## Exercise prompt
Of the lines below, how many hold the string "color"? Give only the number.

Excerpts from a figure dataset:

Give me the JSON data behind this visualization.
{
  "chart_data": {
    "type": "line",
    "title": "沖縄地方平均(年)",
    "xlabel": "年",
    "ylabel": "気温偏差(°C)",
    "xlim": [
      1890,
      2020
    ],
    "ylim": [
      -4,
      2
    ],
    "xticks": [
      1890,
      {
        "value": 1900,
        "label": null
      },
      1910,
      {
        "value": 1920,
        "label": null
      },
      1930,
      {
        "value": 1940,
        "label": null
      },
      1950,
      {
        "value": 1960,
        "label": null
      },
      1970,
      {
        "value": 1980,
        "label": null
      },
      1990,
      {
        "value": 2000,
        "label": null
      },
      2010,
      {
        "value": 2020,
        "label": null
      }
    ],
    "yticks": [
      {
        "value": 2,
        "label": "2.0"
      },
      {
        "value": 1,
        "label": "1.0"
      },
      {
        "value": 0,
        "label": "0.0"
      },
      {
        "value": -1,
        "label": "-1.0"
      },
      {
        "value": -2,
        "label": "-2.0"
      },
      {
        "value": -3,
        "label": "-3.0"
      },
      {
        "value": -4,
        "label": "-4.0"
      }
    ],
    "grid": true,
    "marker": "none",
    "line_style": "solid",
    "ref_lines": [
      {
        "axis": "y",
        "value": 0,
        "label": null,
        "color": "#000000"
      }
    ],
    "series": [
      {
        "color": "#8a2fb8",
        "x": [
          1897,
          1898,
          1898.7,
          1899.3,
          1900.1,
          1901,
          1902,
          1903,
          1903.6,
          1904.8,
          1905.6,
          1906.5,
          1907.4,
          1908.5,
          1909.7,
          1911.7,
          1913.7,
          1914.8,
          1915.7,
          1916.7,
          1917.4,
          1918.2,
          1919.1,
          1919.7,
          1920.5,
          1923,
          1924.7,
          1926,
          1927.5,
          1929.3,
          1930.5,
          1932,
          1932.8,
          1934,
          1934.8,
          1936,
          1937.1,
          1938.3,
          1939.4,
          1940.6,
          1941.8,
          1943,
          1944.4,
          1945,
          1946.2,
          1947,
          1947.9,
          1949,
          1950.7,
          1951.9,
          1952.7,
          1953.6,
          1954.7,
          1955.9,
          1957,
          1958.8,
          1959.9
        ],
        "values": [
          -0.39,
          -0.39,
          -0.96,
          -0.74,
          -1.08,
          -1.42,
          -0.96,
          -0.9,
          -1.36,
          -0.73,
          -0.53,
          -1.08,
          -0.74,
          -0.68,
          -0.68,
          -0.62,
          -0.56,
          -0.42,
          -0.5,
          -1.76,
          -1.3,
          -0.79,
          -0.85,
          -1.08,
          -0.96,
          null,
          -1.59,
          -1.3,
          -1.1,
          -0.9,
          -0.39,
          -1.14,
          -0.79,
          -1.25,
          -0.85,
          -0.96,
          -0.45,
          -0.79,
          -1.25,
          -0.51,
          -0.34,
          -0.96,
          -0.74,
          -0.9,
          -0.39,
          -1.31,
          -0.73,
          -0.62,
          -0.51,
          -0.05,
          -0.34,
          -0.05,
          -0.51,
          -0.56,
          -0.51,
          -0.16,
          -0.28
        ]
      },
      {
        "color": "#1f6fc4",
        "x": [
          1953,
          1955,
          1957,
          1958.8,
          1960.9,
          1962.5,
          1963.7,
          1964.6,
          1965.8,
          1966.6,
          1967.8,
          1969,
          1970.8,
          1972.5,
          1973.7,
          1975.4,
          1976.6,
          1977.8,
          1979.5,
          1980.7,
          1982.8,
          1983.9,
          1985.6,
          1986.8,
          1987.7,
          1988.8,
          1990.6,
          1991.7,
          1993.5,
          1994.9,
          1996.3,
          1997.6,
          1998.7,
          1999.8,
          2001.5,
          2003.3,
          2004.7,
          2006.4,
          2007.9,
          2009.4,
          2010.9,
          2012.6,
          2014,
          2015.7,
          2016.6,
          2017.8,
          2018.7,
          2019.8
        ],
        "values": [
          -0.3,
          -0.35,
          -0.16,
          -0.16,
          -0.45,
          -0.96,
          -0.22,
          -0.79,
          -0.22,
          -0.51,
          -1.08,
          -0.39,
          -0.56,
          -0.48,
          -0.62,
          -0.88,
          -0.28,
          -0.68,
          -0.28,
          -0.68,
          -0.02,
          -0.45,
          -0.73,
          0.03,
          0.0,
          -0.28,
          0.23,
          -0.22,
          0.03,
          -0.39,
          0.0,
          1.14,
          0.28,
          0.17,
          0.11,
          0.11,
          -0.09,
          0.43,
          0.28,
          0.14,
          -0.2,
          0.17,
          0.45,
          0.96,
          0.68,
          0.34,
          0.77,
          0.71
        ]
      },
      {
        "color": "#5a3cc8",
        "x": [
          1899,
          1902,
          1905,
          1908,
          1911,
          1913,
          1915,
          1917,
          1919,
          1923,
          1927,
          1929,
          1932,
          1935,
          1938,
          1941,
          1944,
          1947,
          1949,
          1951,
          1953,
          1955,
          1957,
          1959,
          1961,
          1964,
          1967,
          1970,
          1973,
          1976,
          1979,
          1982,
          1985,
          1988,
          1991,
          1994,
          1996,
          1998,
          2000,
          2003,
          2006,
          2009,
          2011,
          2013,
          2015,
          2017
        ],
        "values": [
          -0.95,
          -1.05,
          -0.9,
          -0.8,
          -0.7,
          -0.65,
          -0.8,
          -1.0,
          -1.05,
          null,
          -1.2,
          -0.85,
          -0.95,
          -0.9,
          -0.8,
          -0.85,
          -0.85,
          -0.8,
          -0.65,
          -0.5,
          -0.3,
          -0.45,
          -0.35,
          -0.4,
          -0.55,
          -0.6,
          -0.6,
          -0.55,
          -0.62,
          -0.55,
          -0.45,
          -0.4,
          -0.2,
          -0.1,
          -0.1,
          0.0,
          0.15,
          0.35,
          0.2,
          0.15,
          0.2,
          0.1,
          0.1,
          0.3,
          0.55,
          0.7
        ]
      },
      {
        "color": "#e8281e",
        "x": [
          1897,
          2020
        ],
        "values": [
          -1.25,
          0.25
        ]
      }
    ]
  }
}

## Output
5